Exercise — Quote every entry word for word.

__________

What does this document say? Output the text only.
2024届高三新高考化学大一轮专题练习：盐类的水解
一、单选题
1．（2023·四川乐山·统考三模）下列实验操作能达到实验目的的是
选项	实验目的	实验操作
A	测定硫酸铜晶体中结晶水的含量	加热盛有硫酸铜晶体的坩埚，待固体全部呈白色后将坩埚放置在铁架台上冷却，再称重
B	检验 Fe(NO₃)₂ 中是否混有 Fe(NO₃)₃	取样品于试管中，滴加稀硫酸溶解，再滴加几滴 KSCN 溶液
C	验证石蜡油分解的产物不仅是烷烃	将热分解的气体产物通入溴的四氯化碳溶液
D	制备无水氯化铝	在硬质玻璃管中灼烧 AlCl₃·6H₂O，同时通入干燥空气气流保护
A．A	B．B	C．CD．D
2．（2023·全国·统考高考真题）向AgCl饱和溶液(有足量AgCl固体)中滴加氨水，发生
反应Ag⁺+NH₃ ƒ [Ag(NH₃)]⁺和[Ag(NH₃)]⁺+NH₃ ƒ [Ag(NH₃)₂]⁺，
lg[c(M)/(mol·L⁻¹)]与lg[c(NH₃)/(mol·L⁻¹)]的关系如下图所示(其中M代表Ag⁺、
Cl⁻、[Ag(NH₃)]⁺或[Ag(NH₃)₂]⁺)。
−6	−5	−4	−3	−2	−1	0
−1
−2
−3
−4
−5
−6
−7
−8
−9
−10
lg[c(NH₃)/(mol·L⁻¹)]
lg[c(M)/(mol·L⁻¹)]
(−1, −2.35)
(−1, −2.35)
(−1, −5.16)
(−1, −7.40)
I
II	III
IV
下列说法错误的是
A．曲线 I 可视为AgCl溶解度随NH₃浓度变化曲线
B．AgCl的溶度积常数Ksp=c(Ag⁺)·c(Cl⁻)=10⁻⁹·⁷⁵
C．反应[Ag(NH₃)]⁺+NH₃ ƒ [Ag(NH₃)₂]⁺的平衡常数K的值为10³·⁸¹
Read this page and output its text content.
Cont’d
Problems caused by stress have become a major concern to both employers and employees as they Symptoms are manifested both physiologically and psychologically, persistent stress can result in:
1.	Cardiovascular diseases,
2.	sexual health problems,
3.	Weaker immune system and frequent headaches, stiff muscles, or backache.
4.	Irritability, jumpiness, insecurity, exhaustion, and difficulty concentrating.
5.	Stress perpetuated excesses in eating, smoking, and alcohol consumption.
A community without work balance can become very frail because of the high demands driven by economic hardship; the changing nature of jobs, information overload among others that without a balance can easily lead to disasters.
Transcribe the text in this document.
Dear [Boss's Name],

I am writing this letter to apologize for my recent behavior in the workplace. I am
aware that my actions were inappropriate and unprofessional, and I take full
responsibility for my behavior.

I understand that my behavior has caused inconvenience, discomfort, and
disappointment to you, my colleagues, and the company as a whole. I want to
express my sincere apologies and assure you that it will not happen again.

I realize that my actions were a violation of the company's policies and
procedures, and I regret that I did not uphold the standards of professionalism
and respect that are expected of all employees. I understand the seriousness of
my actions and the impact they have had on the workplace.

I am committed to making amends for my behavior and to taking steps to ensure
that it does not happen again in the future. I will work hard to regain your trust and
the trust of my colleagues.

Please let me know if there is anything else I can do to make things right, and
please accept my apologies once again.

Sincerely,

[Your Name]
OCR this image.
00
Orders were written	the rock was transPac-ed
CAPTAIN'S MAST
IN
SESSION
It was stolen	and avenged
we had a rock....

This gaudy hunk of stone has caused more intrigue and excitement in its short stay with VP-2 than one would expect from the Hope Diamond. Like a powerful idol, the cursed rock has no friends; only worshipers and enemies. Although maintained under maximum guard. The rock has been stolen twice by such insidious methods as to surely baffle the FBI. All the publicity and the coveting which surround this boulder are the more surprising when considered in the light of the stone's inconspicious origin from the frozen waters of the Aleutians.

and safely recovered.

__________

Answer below —
What does this document say? Output the text only.
2024届高三新高考化学大一轮专题练习：盐类的水解
一、单选题
1．（2023·四川乐山·统考三模）下列实验操作能达到实验目的的是
选项	实验目的	实验操作
A	测定硫酸铜晶体中结晶水的含量	加热盛有硫酸铜晶体的坩埚，待固体全部呈白色后将坩埚放置在铁架台上冷却，再称重
B	检验 Fe(NO₃)₂ 中是否混有 Fe(NO₃)₃	取样品于试管中，滴加稀硫酸溶解，再滴加几滴 KSCN 溶液
C	验证石蜡油分解的产物不仅是烷烃	将热分解的气体产物通入溴的四氯化碳溶液
D	制备无水氯化铝	在硬质玻璃管中灼烧 AlCl₃·6H₂O，同时通入干燥空气气流保护
A．A	B．B	C．CD．D
2．（2023·全国·统考高考真题）向AgCl饱和溶液(有足量AgCl固体)中滴加氨水，发生
反应Ag⁺+NH₃ ƒ [Ag(NH₃)]⁺和[Ag(NH₃)]⁺+NH₃ ƒ [Ag(NH₃)₂]⁺，
lg[c(M)/(mol·L⁻¹)]与lg[c(NH₃)/(mol·L⁻¹)]的关系如下图所示(其中M代表Ag⁺、
Cl⁻、[Ag(NH₃)]⁺或[Ag(NH₃)₂]⁺)。
−6	−5	−4	−3	−2	−1	0
−1
−2
−3
−4
−5
−6
−7
−8
−9
−10
lg[c(NH₃)/(mol·L⁻¹)]
lg[c(M)/(mol·L⁻¹)]
(−1, −2.35)
(−1, −2.35)
(−1, −5.16)
(−1, −7.40)
I
II	III
IV
下列说法错误的是
A．曲线 I 可视为AgCl溶解度随NH₃浓度变化曲线
B．AgCl的溶度积常数Ksp=c(Ag⁺)·c(Cl⁻)=10⁻⁹·⁷⁵
C．反应[Ag(NH₃)]⁺+NH₃ ƒ [Ag(NH₃)₂]⁺的平衡常数K的值为10³·⁸¹
Read this page and output its text content.
Cont’d
Problems caused by stress have become a major concern to both employers and employees as they Symptoms are manifested both physiologically and psychologically, persistent stress can result in:
1.	Cardiovascular diseases,
2.	sexual health problems,
3.	Weaker immune system and frequent headaches, stiff muscles, or backache.
4.	Irritability, jumpiness, insecurity, exhaustion, and difficulty concentrating.
5.	Stress perpetuated excesses in eating, smoking, and alcohol consumption.
A community without work balance can become very frail because of the high demands driven by economic hardship; the changing nature of jobs, information overload among others that without a balance can easily lead to disasters.
Transcribe the text in this document.
Dear [Boss's Name],

I am writing this letter to apologize for my recent behavior in the workplace. I am
aware that my actions were inappropriate and unprofessional, and I take full
responsibility for my behavior.

I understand that my behavior has caused inconvenience, discomfort, and
disappointment to you, my colleagues, and the company as a whole. I want to
express my sincere apologies and assure you that it will not happen again.

I realize that my actions were a violation of the company's policies and
procedures, and I regret that I did not uphold the standards of professionalism
and respect that are expected of all employees. I understand the seriousness of
my actions and the impact they have had on the workplace.

I am committed to making amends for my behavior and to taking steps to ensure
that it does not happen again in the future. I will work hard to regain your trust and
the trust of my colleagues.

Please let me know if there is anything else I can do to make things right, and
please accept my apologies once again.

Sincerely,

[Your Name]
OCR this image.
00
Orders were written	the rock was transPac-ed
CAPTAIN'S MAST
IN
SESSION
It was stolen	and avenged
we had a rock....

This gaudy hunk of stone has caused more intrigue and excitement in its short stay with VP-2 than one would expect from the Hope Diamond. Like a powerful idol, the cursed rock has no friends; only worshipers and enemies. Although maintained under maximum guard. The rock has been stolen twice by such insidious methods as to surely baffle the FBI. All the publicity and the coveting which surround this boulder are the more surprising when considered in the light of the stone's inconspicious origin from the frozen waters of the Aleutians.

and safely recovered.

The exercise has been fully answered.